--- Begin PASSAGE TO READ ---

Now after John was arrested, Jesus came to Galilee, proclaiming the good news of God, 15and saying, “The time is fulfilled, and the kingdom of God has come near; repent, and believe in the good news.” 16As Jesus passed along the Sea of Galilee, he saw Simon and his brother Andrew casting a net into the sea—for they were fishermen. 17And Jesus said to them, “Follow me and I will make you fish for people.” 18And immediately they left their nets and followed him. 19As he went a little farther, he saw James son of Zebedee and his brother John, who were in their boat mending the nets. 20Immediately he called them; and they left their father Zebedee in the boat with the hired men, and followed him.
John the Baptist introduced Jesus and his ministry, which Jesus kicked into high gear after John was arrested. This shocked Herod Antipas who thought he had eliminated John’s troubling preaching only to hear that Jesus preached the same message, “The time is fulfilled, and the kingdom of God has come near; repent, and believe in the good news.” Like the game Whack a Mole, Herod got caught in a game of Whack a Prophet.

--- End PASSAGE TO READ ---
--- Begin DATA SECTION ---

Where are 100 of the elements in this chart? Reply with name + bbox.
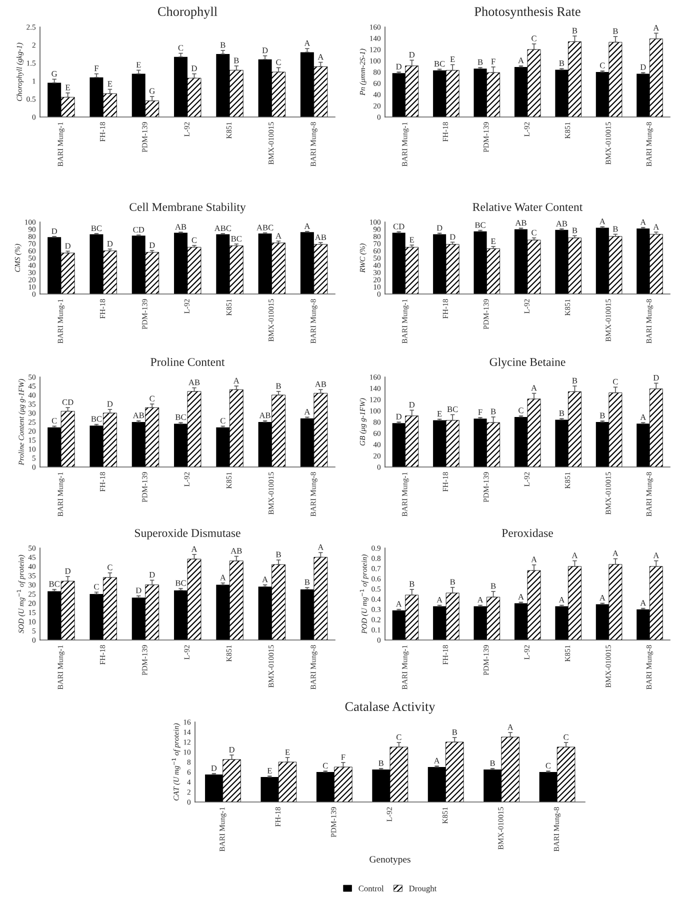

--- End DATA SECTION ---

[REQUIRED TASKS]
A. In the passage about Jesus calling the fishermen, what were James and John doing when Jesus saw them?
B. From the passage about Jesus calling the fishermen, rewrite the section that begins at the words "Now after John" and stops after "men, and followed him.", replacing "boat" with "vessel" wherever it appears.

[ANSWERS PROVIDED]
A. They were in their boat mending the nets.

B.
Now after John was arrested, Jesus came to Galilee, proclaiming the good news of God, 15and saying, “The time is fulfilled, and the kingdom of God has come near; repent, and believe in the good news.” 16As Jesus passed along the Sea of Galilee, he saw Simon and his brother Andrew casting a net into the sea—for they were fishermen. 17And Jesus said to them, “Follow me and I will make you fish for people.” 18And immediately they left their nets and followed him. 19As he went a little farther, he saw James son of Zebedee and his brother John, who were in their vessel mending the nets. 20Immediately he called them; and they left their father Zebedee in the vessel with the hired men, and followed him.